→ WRITTEN EXERCISE
In the copy, include every entry exactly but none of the pictures.
===== SUPPLIED INFORMATION =====
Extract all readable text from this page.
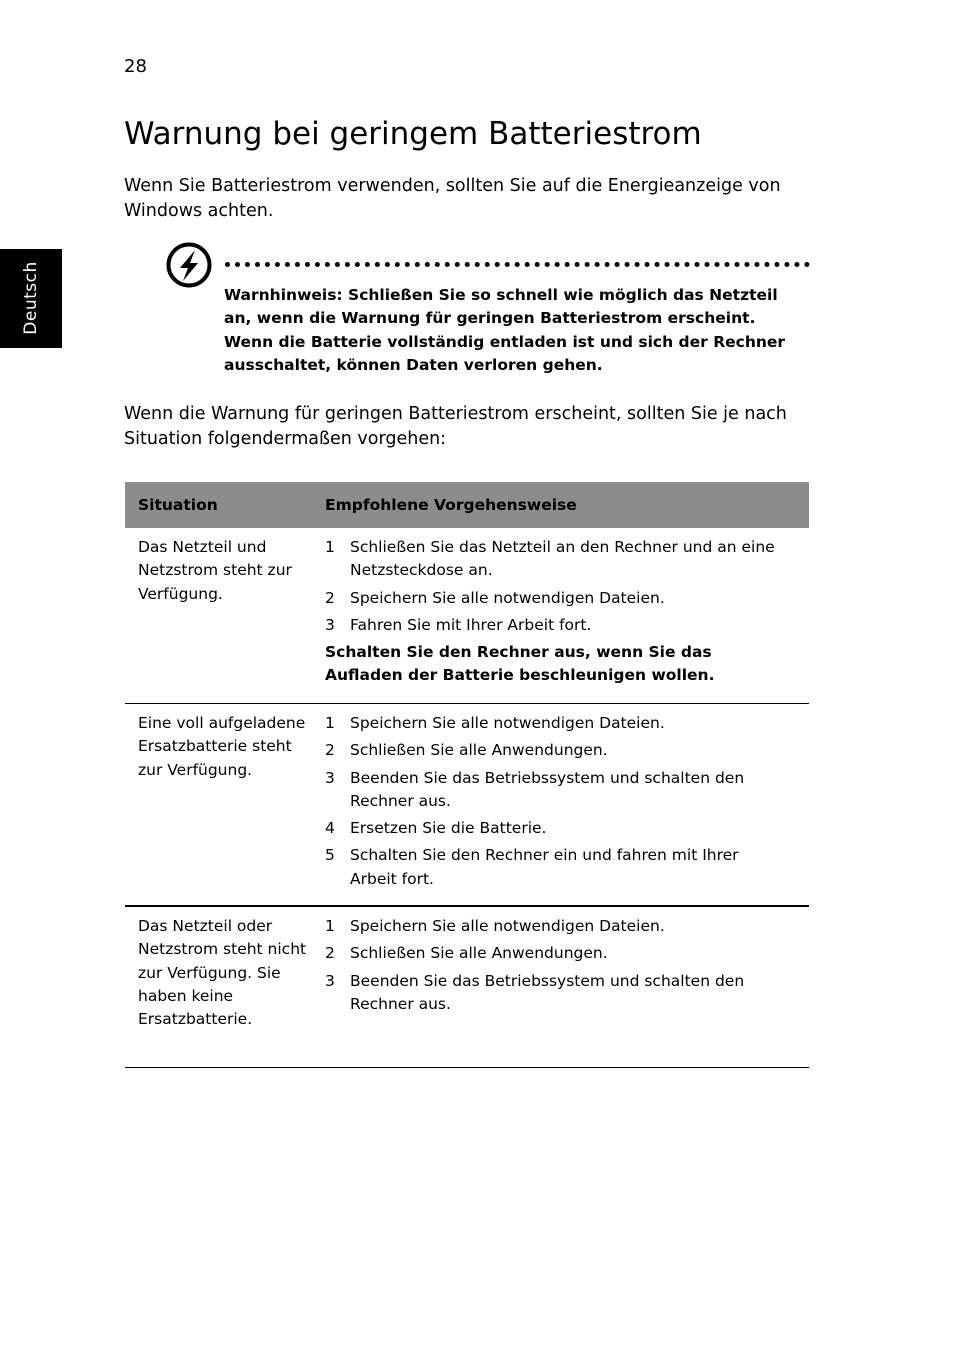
28
Deutsch
Warnung bei geringem Batteriestrom

Wenn Sie Batteriestrom verwenden, sollten Sie auf die Energieanzeige von Windows achten.

Warnhinweis: Schließen Sie so schnell wie möglich das Netzteil an, wenn die Warnung für geringen Batteriestrom erscheint. Wenn die Batterie vollständig entladen ist und sich der Rechner ausschaltet, können Daten verloren gehen.

Wenn die Warnung für geringen Batteriestrom erscheint, sollten Sie je nach Situation folgendermaßen vorgehen:

Situation	Empfohlene Vorgehensweise
Das Netzteil und Netzstrom steht zur Verfügung.
1 Schließen Sie das Netzteil an den Rechner und an eine Netzsteckdose an.
2 Speichern Sie alle notwendigen Dateien.
3 Fahren Sie mit Ihrer Arbeit fort.
Schalten Sie den Rechner aus, wenn Sie das Aufladen der Batterie beschleunigen wollen.
Eine voll aufgeladene Ersatzbatterie steht zur Verfügung.
1 Speichern Sie alle notwendigen Dateien.
2 Schließen Sie alle Anwendungen.
3 Beenden Sie das Betriebssystem und schalten den Rechner aus.
4 Ersetzen Sie die Batterie.
5 Schalten Sie den Rechner ein und fahren mit Ihrer Arbeit fort.
Das Netzteil oder Netzstrom steht nicht zur Verfügung. Sie haben keine Ersatzbatterie.
1 Speichern Sie alle notwendigen Dateien.
2 Schließen Sie alle Anwendungen.
3 Beenden Sie das Betriebssystem und schalten den Rechner aus.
=====
→ WRITTEN ANSWER
Extract all readable text from this page.
28
Deutsch
Warnung bei geringem Batteriestrom

Wenn Sie Batteriestrom verwenden, sollten Sie auf die Energieanzeige von Windows achten.

Warnhinweis: Schließen Sie so schnell wie möglich das Netzteil an, wenn die Warnung für geringen Batteriestrom erscheint. Wenn die Batterie vollständig entladen ist und sich der Rechner ausschaltet, können Daten verloren gehen.

Wenn die Warnung für geringen Batteriestrom erscheint, sollten Sie je nach Situation folgendermaßen vorgehen:

Situation	Empfohlene Vorgehensweise
Das Netzteil und Netzstrom steht zur Verfügung.
1 Schließen Sie das Netzteil an den Rechner und an eine Netzsteckdose an.
2 Speichern Sie alle notwendigen Dateien.
3 Fahren Sie mit Ihrer Arbeit fort.
Schalten Sie den Rechner aus, wenn Sie das Aufladen der Batterie beschleunigen wollen.
Eine voll aufgeladene Ersatzbatterie steht zur Verfügung.
1 Speichern Sie alle notwendigen Dateien.
2 Schließen Sie alle Anwendungen.
3 Beenden Sie das Betriebssystem und schalten den Rechner aus.
4 Ersetzen Sie die Batterie.
5 Schalten Sie den Rechner ein und fahren mit Ihrer Arbeit fort.
Das Netzteil oder Netzstrom steht nicht zur Verfügung. Sie haben keine Ersatzbatterie.
1 Speichern Sie alle notwendigen Dateien.
2 Schließen Sie alle Anwendungen.
3 Beenden Sie das Betriebssystem und schalten den Rechner aus.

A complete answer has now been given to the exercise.